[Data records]
[BEGIN]

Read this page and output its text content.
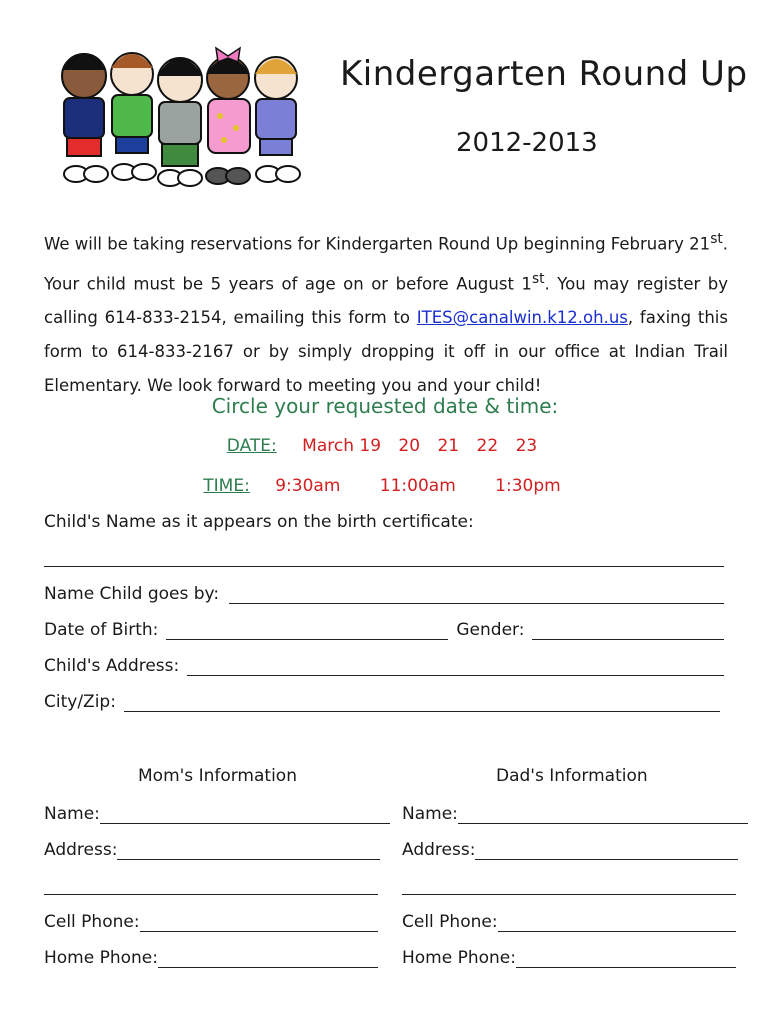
Kindergarten Round Up
2012-2013
We will be taking reservations for Kindergarten Round Up beginning February 21st. Your child must be 5 years of age on or before August 1st. You may register by calling 614-833-2154, emailing this form to ITES@canalwin.k12.oh.us, faxing this form to 614-833-2167 or by simply dropping it off in our office at Indian Trail Elementary. We look forward to meeting you and your child!
Circle your requested date & time:
DATE: March 19 20 21 22 23
TIME: 9:30am 11:00am 1:30pm
Child's Name as it appears on the birth certificate:
Name Child goes by:
Date of Birth:	Gender:
Child's Address:
City/Zip:
Mom's Information	Dad's Information
Name:
Address:
Cell Phone:
Home Phone:
Name:
Address:
Cell Phone:
Home Phone:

[END]

### Aim of the task
Return each line in the records that holds the string "your".

### Task response
We will be taking reservations for Kindergarten Round Up beginning February 21st. Your child must be 5 years of age on or before August 1st. You may register by calling 614-833-2154, emailing this form to ITES@canalwin.k12.oh.us, faxing this form to 614-833-2167 or by simply dropping it off in our office at Indian Trail Elementary. We look forward to meeting you and your child!
Circle your requested date & time:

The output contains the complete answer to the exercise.